Gather all lines from the material that contain "your".

═════ PROVIDED INFORMATION

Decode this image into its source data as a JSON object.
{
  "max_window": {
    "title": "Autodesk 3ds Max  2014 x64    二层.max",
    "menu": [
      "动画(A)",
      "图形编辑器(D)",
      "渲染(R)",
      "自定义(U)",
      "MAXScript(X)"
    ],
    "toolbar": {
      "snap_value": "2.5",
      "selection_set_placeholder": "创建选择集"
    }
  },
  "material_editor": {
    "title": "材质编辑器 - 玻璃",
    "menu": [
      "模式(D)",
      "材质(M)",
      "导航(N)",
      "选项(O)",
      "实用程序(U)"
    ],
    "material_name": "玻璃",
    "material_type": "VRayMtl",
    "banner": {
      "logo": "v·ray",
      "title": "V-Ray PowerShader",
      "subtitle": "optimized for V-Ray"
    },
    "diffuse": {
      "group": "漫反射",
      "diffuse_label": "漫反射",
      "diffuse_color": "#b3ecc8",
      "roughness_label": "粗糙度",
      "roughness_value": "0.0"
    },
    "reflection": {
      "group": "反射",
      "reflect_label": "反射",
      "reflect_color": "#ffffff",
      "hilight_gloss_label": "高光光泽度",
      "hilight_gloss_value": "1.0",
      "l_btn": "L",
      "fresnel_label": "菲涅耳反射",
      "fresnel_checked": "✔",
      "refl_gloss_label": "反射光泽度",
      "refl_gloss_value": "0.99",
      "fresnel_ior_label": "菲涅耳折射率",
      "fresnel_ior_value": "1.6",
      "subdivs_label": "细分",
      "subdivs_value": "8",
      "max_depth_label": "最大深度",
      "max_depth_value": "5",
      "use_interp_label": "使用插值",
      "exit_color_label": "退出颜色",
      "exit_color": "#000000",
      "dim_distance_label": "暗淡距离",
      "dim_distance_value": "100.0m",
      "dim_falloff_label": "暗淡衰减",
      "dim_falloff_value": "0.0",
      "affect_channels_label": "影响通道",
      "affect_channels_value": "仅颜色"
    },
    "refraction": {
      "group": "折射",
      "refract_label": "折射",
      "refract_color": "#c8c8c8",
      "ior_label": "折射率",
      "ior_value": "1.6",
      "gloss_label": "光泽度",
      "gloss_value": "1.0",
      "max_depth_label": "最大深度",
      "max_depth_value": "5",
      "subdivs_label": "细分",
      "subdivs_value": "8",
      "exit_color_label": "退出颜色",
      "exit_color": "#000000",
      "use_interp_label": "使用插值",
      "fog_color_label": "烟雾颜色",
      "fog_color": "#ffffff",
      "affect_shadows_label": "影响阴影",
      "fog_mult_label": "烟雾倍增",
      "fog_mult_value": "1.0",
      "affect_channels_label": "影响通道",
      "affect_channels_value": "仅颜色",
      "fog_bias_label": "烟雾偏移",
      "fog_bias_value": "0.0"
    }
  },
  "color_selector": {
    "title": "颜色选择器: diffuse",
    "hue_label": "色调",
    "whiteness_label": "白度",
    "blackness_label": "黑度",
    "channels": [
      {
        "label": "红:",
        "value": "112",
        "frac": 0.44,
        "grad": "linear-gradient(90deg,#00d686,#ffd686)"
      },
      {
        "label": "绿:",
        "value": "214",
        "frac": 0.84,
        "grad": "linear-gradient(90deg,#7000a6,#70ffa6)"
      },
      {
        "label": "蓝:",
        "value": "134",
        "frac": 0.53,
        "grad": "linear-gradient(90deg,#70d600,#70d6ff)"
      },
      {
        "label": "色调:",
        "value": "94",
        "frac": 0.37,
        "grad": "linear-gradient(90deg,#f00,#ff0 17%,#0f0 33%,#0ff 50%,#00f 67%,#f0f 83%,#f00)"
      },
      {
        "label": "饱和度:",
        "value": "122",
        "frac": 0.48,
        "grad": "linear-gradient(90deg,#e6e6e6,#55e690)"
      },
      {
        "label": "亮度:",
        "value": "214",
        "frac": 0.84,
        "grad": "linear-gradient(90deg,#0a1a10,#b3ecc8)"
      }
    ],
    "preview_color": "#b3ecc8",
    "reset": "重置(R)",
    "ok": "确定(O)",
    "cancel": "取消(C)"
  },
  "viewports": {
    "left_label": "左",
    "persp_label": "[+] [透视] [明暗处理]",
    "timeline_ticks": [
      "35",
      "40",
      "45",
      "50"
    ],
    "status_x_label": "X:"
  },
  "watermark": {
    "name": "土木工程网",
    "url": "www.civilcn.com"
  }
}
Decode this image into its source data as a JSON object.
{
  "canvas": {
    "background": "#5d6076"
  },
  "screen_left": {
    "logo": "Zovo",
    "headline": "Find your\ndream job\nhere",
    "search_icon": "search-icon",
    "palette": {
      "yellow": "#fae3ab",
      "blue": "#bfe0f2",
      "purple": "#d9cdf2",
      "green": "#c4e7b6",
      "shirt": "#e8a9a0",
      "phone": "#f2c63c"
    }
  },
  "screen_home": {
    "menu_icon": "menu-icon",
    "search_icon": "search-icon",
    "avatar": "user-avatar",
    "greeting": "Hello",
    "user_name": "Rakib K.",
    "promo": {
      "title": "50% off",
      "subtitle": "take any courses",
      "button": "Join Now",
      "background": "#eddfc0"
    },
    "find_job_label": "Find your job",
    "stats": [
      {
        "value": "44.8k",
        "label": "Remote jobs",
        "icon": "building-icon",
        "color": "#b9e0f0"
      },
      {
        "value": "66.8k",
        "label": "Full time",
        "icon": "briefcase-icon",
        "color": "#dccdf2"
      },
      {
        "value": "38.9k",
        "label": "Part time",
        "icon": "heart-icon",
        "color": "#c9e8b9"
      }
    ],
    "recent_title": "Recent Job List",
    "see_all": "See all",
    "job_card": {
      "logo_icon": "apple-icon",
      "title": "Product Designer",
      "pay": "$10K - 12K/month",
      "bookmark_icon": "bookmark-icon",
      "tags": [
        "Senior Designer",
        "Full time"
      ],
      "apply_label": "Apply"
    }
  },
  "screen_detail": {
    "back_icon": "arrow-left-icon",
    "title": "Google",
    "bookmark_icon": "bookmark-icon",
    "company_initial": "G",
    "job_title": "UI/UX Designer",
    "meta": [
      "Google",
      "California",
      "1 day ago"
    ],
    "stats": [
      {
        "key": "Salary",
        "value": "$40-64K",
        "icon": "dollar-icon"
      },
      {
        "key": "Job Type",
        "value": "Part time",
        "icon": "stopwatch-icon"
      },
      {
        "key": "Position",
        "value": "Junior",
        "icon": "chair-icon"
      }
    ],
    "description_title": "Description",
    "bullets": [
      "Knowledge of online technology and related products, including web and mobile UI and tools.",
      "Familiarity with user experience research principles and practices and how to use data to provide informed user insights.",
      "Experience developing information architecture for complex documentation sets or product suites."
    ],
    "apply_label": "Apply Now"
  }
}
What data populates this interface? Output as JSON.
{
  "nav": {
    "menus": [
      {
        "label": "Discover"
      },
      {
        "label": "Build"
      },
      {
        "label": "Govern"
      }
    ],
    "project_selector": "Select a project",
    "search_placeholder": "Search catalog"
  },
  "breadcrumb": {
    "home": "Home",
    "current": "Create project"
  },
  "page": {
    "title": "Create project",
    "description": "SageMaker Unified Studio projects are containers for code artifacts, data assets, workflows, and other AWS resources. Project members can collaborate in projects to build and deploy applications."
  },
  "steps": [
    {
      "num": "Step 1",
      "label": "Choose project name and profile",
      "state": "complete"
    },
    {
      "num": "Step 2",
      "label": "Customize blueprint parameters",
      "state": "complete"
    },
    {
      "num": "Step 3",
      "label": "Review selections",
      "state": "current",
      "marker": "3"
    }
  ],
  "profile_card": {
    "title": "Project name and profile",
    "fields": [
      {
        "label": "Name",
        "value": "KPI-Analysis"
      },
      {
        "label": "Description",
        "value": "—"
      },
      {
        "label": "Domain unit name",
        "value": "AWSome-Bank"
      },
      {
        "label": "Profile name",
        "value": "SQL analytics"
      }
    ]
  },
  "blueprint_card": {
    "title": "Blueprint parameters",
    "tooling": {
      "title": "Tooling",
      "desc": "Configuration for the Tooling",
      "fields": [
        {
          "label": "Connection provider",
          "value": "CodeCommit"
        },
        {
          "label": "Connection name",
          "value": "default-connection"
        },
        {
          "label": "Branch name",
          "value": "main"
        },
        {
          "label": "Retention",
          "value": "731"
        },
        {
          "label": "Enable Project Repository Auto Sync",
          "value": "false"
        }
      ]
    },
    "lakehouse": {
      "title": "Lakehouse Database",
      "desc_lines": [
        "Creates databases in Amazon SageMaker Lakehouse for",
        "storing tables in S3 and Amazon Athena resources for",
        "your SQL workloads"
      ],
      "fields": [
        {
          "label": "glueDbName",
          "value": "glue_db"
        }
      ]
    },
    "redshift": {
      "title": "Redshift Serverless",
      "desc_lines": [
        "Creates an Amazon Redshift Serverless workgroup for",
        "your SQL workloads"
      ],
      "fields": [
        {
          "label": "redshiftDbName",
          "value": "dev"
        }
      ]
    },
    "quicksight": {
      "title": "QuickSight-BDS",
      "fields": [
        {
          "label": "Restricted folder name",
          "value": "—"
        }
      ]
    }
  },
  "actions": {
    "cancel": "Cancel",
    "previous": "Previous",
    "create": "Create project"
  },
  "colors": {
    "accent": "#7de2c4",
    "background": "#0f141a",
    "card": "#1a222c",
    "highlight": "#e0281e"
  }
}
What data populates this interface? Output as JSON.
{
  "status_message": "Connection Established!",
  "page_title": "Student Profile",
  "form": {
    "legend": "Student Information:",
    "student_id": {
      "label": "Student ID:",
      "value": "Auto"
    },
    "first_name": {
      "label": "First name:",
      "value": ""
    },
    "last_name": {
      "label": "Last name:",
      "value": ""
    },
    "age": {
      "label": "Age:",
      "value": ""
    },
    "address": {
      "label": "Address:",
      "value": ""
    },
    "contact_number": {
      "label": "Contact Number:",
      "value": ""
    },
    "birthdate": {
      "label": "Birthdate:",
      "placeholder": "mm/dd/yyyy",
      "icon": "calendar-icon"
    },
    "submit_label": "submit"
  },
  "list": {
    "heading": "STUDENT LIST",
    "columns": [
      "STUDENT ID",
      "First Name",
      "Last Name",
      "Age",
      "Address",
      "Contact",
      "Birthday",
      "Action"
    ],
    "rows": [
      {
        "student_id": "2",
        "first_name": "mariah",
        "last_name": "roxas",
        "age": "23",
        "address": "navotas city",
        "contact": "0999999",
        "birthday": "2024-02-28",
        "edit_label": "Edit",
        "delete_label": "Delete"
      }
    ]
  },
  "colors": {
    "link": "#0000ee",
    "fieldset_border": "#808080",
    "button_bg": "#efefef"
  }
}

══════════

# COMPLETE ANSWER
    "headline": "Find your\ndream job\nhere",
    "find_job_label": "Find your job",
        "your SQL workloads"
        "your SQL workloads"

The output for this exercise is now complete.